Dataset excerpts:
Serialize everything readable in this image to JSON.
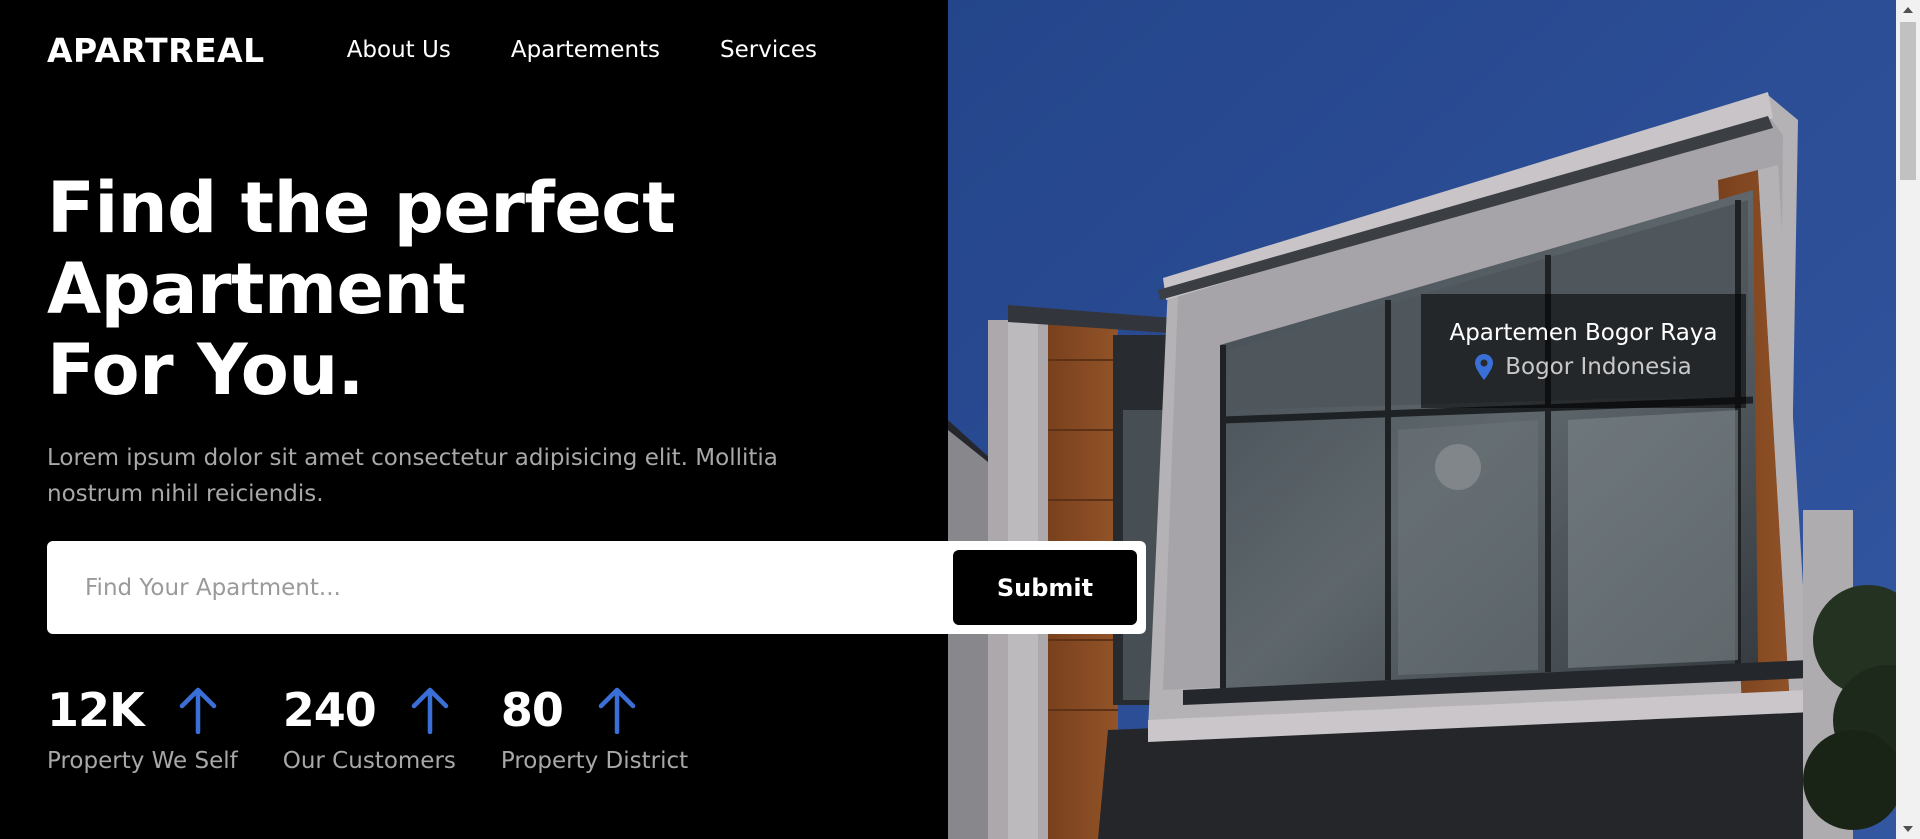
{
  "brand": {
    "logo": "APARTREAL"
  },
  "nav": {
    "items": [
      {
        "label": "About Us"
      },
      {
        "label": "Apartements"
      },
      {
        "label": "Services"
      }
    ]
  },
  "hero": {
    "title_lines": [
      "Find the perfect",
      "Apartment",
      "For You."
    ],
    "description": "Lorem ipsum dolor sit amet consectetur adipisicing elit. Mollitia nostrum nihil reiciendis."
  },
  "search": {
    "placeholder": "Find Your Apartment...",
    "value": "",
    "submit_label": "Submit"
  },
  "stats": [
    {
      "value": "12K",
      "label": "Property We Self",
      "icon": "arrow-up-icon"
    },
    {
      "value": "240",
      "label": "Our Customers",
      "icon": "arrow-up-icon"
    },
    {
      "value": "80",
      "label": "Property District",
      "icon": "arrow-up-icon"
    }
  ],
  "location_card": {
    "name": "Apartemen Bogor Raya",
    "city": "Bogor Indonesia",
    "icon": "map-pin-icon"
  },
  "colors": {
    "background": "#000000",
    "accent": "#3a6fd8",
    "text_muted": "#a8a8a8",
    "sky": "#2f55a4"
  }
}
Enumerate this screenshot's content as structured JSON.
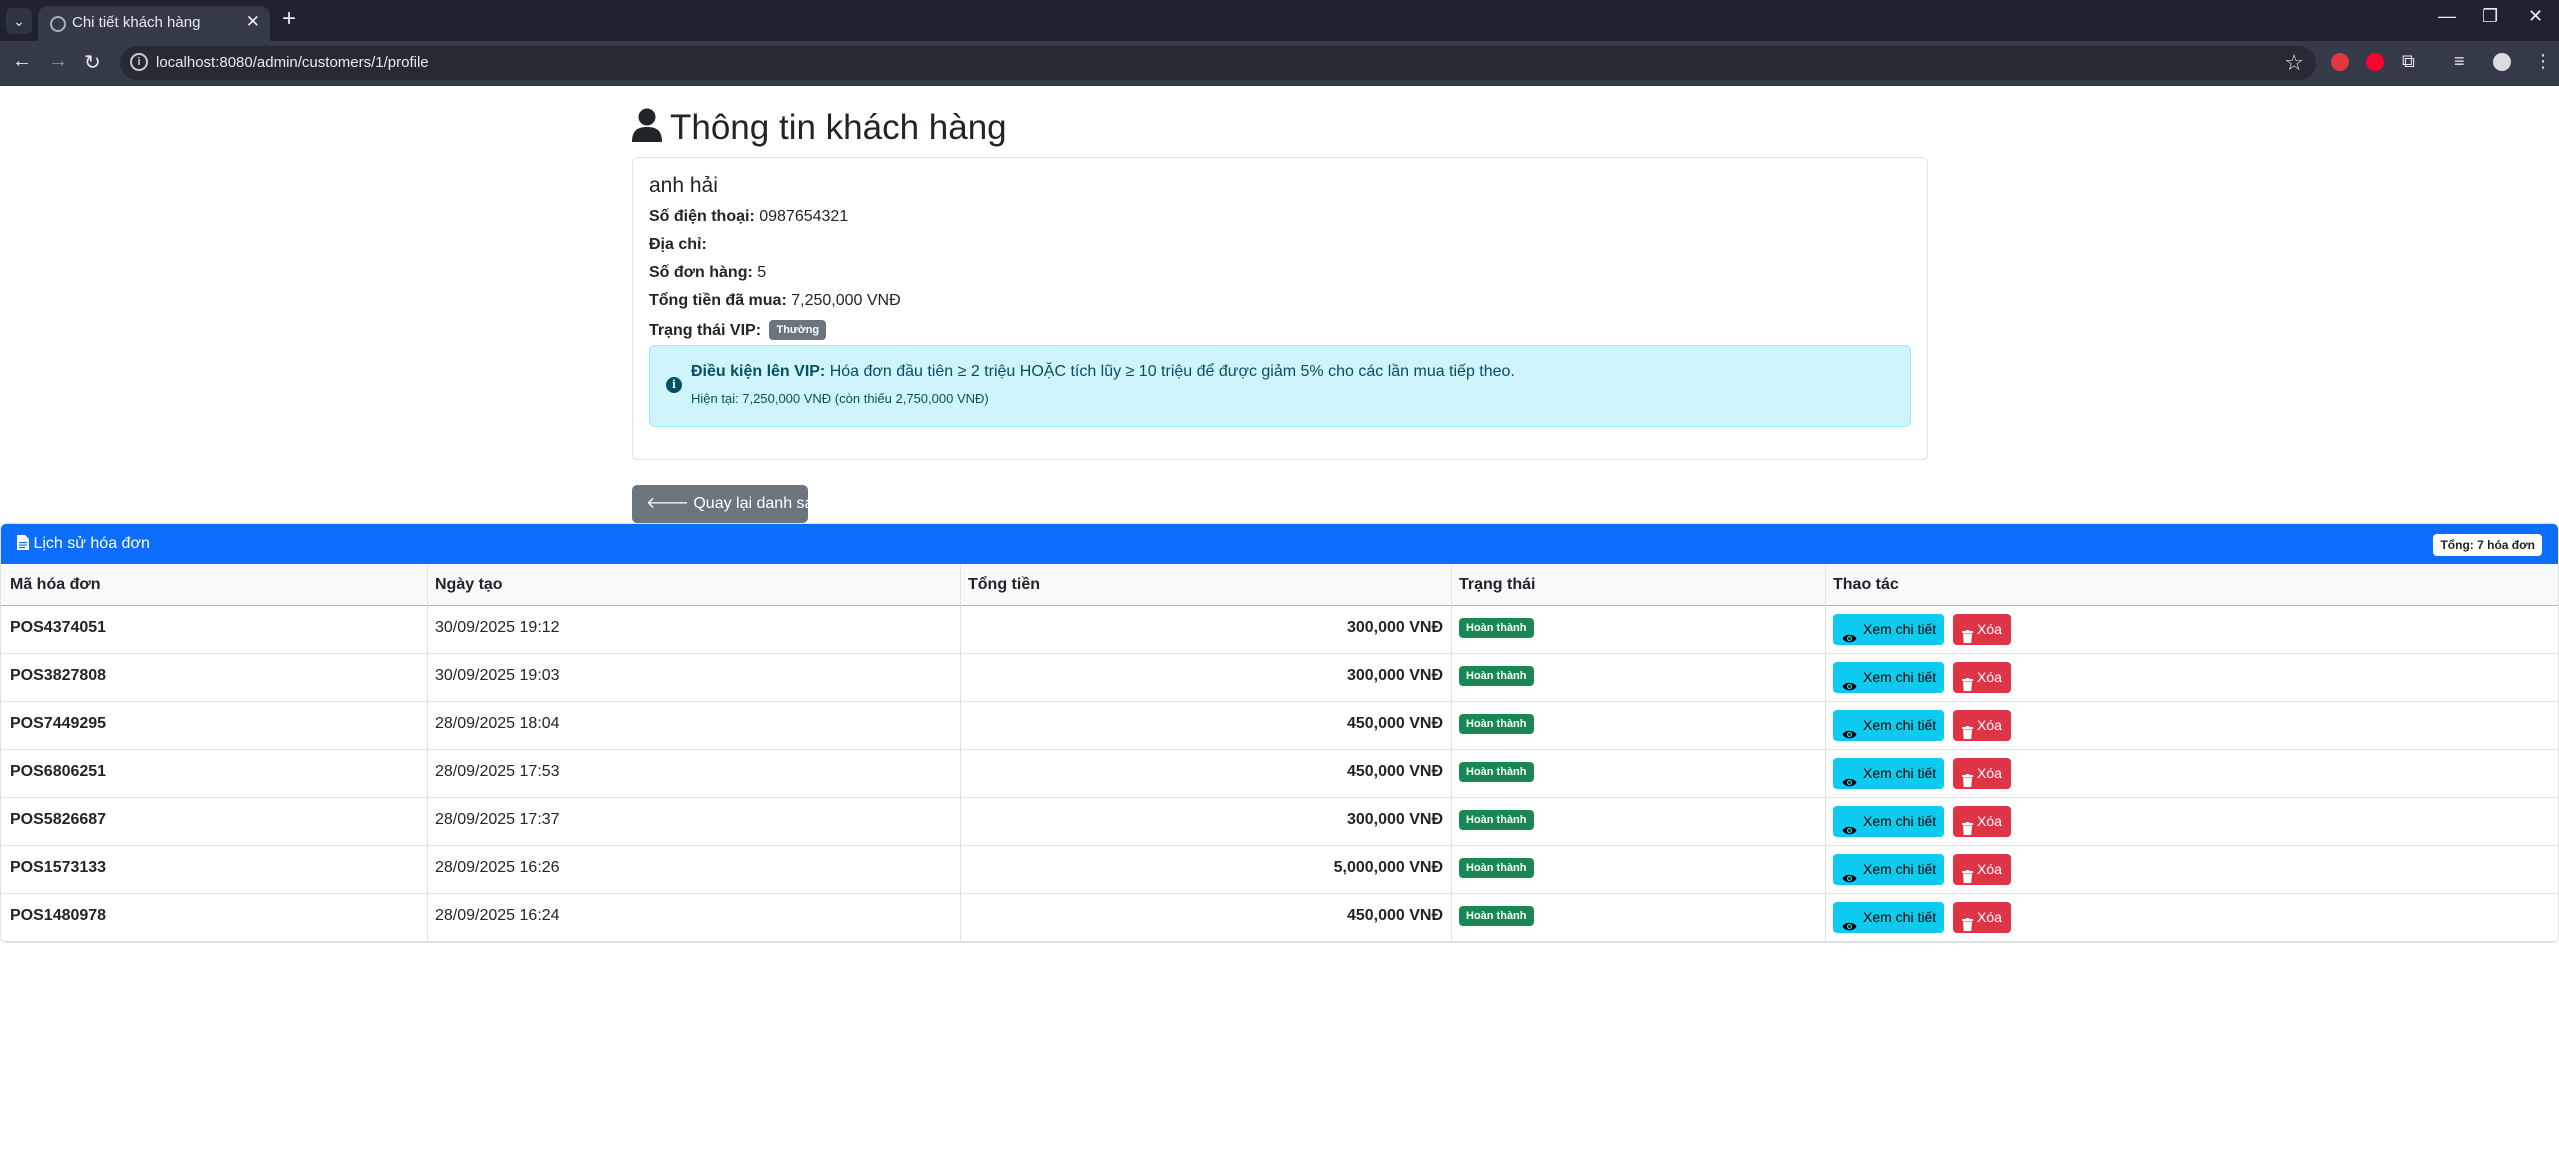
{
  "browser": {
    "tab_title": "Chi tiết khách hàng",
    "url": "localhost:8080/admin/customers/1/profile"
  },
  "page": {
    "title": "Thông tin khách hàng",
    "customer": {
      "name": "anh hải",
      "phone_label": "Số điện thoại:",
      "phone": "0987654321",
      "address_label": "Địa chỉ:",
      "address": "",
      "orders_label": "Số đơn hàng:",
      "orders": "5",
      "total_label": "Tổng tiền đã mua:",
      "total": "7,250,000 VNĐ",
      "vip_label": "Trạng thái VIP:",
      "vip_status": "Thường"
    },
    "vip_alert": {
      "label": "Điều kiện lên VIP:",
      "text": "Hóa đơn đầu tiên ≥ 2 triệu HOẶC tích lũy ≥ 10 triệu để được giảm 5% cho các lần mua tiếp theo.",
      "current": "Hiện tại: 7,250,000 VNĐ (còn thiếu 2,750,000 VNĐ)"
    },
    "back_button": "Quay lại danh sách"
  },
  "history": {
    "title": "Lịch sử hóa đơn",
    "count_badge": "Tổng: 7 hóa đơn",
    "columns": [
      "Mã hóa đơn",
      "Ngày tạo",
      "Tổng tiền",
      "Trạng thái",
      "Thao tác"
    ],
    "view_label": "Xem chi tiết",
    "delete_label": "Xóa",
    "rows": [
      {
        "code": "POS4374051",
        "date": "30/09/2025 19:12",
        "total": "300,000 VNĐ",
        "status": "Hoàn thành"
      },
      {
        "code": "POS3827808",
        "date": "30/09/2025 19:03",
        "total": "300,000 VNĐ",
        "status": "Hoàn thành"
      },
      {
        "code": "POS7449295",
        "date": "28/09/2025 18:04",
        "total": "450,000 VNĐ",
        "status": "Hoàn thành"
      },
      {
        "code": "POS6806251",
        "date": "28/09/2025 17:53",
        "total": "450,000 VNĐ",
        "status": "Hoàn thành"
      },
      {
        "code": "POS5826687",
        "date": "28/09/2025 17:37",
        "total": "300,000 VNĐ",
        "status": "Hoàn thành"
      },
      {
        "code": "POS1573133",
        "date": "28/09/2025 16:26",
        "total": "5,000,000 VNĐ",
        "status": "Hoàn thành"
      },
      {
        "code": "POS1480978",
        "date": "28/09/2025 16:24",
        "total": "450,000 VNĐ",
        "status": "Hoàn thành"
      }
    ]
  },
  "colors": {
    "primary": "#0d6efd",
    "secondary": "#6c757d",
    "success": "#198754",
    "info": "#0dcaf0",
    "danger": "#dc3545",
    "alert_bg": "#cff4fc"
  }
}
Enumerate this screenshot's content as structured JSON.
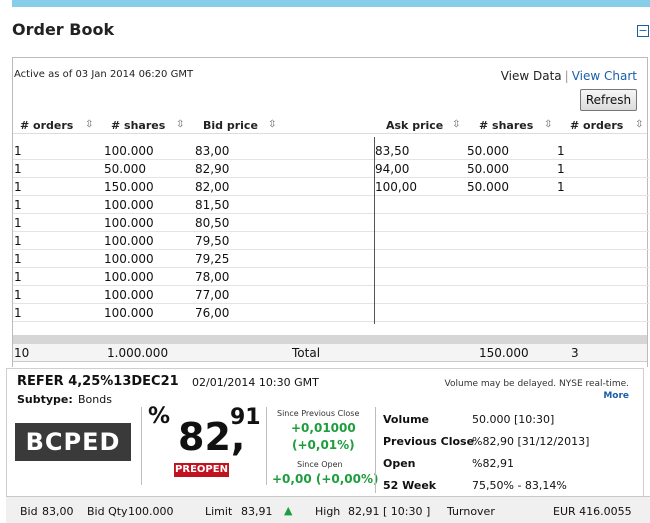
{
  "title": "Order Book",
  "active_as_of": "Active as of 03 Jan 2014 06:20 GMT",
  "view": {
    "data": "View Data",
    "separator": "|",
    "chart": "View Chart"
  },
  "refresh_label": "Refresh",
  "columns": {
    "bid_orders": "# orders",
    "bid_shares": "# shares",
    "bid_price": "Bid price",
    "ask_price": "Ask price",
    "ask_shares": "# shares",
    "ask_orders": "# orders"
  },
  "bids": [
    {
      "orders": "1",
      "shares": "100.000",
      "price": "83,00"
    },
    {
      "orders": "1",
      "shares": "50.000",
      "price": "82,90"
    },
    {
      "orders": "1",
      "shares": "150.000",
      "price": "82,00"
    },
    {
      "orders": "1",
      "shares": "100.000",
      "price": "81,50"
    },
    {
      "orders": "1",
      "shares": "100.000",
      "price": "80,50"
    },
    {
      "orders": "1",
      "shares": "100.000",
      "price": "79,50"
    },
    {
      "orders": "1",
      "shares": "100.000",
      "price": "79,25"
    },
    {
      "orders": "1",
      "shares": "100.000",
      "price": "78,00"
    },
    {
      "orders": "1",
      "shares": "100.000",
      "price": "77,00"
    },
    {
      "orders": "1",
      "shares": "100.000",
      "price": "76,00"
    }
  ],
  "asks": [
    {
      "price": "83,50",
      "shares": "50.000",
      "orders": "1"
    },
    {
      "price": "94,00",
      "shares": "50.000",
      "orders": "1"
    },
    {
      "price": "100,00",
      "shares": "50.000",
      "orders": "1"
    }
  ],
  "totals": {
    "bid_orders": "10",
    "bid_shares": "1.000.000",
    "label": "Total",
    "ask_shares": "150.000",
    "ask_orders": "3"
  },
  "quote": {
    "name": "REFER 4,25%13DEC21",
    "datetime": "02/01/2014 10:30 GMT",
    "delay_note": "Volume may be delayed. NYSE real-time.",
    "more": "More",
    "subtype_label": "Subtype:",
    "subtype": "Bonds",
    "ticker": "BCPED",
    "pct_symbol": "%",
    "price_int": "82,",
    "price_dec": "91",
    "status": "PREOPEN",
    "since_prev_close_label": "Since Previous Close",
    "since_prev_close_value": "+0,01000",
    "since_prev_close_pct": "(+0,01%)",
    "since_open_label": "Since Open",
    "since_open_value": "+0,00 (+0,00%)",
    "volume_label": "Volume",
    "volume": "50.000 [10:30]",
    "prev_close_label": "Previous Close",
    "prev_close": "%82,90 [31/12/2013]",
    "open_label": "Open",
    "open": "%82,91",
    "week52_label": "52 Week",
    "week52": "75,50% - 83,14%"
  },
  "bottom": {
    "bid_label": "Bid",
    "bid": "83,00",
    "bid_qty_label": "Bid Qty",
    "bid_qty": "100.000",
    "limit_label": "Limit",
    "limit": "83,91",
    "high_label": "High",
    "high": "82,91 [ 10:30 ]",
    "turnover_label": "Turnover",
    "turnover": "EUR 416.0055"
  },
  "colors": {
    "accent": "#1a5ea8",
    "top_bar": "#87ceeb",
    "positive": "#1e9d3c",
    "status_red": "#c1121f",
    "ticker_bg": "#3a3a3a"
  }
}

# WORK REQUIRED:
Omitting all images, print the listing exactly.

# REPLY:
Serialize everything readable in this image to JSON.
{
  "brand": {
    "logo": "APARTREAL"
  },
  "nav": {
    "items": [
      {
        "label": "About Us"
      },
      {
        "label": "Apartements"
      },
      {
        "label": "Services"
      }
    ]
  },
  "hero": {
    "title_lines": [
      "Find the perfect",
      "Apartment",
      "For You."
    ],
    "description": "Lorem ipsum dolor sit amet consectetur adipisicing elit. Mollitia nostrum nihil reiciendis."
  },
  "search": {
    "placeholder": "Find Your Apartment...",
    "value": "",
    "submit_label": "Submit"
  },
  "stats": [
    {
      "value": "12K",
      "label": "Property We Self",
      "icon": "arrow-up-icon"
    },
    {
      "value": "240",
      "label": "Our Customers",
      "icon": "arrow-up-icon"
    },
    {
      "value": "80",
      "label": "Property District",
      "icon": "arrow-up-icon"
    }
  ],
  "location_card": {
    "name": "Apartemen Bogor Raya",
    "city": "Bogor Indonesia",
    "icon": "map-pin-icon"
  },
  "colors": {
    "background": "#000000",
    "accent": "#3a6fd8",
    "text_muted": "#a8a8a8",
    "sky": "#2f55a4"
  }
}
Enumerate this screenshot's content as structured JSON.
{
  "browser": {
    "tab_title": "Chi tiết khách hàng",
    "url": "localhost:8080/admin/customers/1/profile"
  },
  "page": {
    "title": "Thông tin khách hàng",
    "customer": {
      "name": "anh hải",
      "phone_label": "Số điện thoại:",
      "phone": "0987654321",
      "address_label": "Địa chỉ:",
      "address": "",
      "orders_label": "Số đơn hàng:",
      "orders": "5",
      "total_label": "Tổng tiền đã mua:",
      "total": "7,250,000 VNĐ",
      "vip_label": "Trạng thái VIP:",
      "vip_status": "Thường"
    },
    "vip_alert": {
      "label": "Điều kiện lên VIP:",
      "text": "Hóa đơn đầu tiên ≥ 2 triệu HOẶC tích lũy ≥ 10 triệu để được giảm 5% cho các lần mua tiếp theo.",
      "current": "Hiện tại: 7,250,000 VNĐ (còn thiếu 2,750,000 VNĐ)"
    },
    "back_button": "Quay lại danh sách"
  },
  "history": {
    "title": "Lịch sử hóa đơn",
    "count_badge": "Tổng: 7 hóa đơn",
    "columns": [
      "Mã hóa đơn",
      "Ngày tạo",
      "Tổng tiền",
      "Trạng thái",
      "Thao tác"
    ],
    "view_label": "Xem chi tiết",
    "delete_label": "Xóa",
    "rows": [
      {
        "code": "POS4374051",
        "date": "30/09/2025 19:12",
        "total": "300,000 VNĐ",
        "status": "Hoàn thành"
      },
      {
        "code": "POS3827808",
        "date": "30/09/2025 19:03",
        "total": "300,000 VNĐ",
        "status": "Hoàn thành"
      },
      {
        "code": "POS7449295",
        "date": "28/09/2025 18:04",
        "total": "450,000 VNĐ",
        "status": "Hoàn thành"
      },
      {
        "code": "POS6806251",
        "date": "28/09/2025 17:53",
        "total": "450,000 VNĐ",
        "status": "Hoàn thành"
      },
      {
        "code": "POS5826687",
        "date": "28/09/2025 17:37",
        "total": "300,000 VNĐ",
        "status": "Hoàn thành"
      },
      {
        "code": "POS1573133",
        "date": "28/09/2025 16:26",
        "total": "5,000,000 VNĐ",
        "status": "Hoàn thành"
      },
      {
        "code": "POS1480978",
        "date": "28/09/2025 16:24",
        "total": "450,000 VNĐ",
        "status": "Hoàn thành"
      }
    ]
  },
  "colors": {
    "primary": "#0d6efd",
    "secondary": "#6c757d",
    "success": "#198754",
    "info": "#0dcaf0",
    "danger": "#dc3545",
    "alert_bg": "#cff4fc"
  }
}
Enumerate this screenshot's content as structured JSON.
{
  "title": "Order Book",
  "active_as_of": "Active as of 03 Jan 2014 06:20 GMT",
  "view": {
    "data": "View Data",
    "separator": "|",
    "chart": "View Chart"
  },
  "refresh_label": "Refresh",
  "columns": {
    "bid_orders": "# orders",
    "bid_shares": "# shares",
    "bid_price": "Bid price",
    "ask_price": "Ask price",
    "ask_shares": "# shares",
    "ask_orders": "# orders"
  },
  "bids": [
    {
      "orders": "1",
      "shares": "100.000",
      "price": "83,00"
    },
    {
      "orders": "1",
      "shares": "50.000",
      "price": "82,90"
    },
    {
      "orders": "1",
      "shares": "150.000",
      "price": "82,00"
    },
    {
      "orders": "1",
      "shares": "100.000",
      "price": "81,50"
    },
    {
      "orders": "1",
      "shares": "100.000",
      "price": "80,50"
    },
    {
      "orders": "1",
      "shares": "100.000",
      "price": "79,50"
    },
    {
      "orders": "1",
      "shares": "100.000",
      "price": "79,25"
    },
    {
      "orders": "1",
      "shares": "100.000",
      "price": "78,00"
    },
    {
      "orders": "1",
      "shares": "100.000",
      "price": "77,00"
    },
    {
      "orders": "1",
      "shares": "100.000",
      "price": "76,00"
    }
  ],
  "asks": [
    {
      "price": "83,50",
      "shares": "50.000",
      "orders": "1"
    },
    {
      "price": "94,00",
      "shares": "50.000",
      "orders": "1"
    },
    {
      "price": "100,00",
      "shares": "50.000",
      "orders": "1"
    }
  ],
  "totals": {
    "bid_orders": "10",
    "bid_shares": "1.000.000",
    "label": "Total",
    "ask_shares": "150.000",
    "ask_orders": "3"
  },
  "quote": {
    "name": "REFER 4,25%13DEC21",
    "datetime": "02/01/2014 10:30 GMT",
    "delay_note": "Volume may be delayed. NYSE real-time.",
    "more": "More",
    "subtype_label": "Subtype:",
    "subtype": "Bonds",
    "ticker": "BCPED",
    "pct_symbol": "%",
    "price_int": "82,",
    "price_dec": "91",
    "status": "PREOPEN",
    "since_prev_close_label": "Since Previous Close",
    "since_prev_close_value": "+0,01000",
    "since_prev_close_pct": "(+0,01%)",
    "since_open_label": "Since Open",
    "since_open_value": "+0,00 (+0,00%)",
    "volume_label": "Volume",
    "volume": "50.000 [10:30]",
    "prev_close_label": "Previous Close",
    "prev_close": "%82,90 [31/12/2013]",
    "open_label": "Open",
    "open": "%82,91",
    "week52_label": "52 Week",
    "week52": "75,50% - 83,14%"
  },
  "bottom": {
    "bid_label": "Bid",
    "bid": "83,00",
    "bid_qty_label": "Bid Qty",
    "bid_qty": "100.000",
    "limit_label": "Limit",
    "limit": "83,91",
    "high_label": "High",
    "high": "82,91 [ 10:30 ]",
    "turnover_label": "Turnover",
    "turnover": "EUR 416.0055"
  },
  "colors": {
    "accent": "#1a5ea8",
    "top_bar": "#87ceeb",
    "positive": "#1e9d3c",
    "status_red": "#c1121f",
    "ticker_bg": "#3a3a3a"
  }
}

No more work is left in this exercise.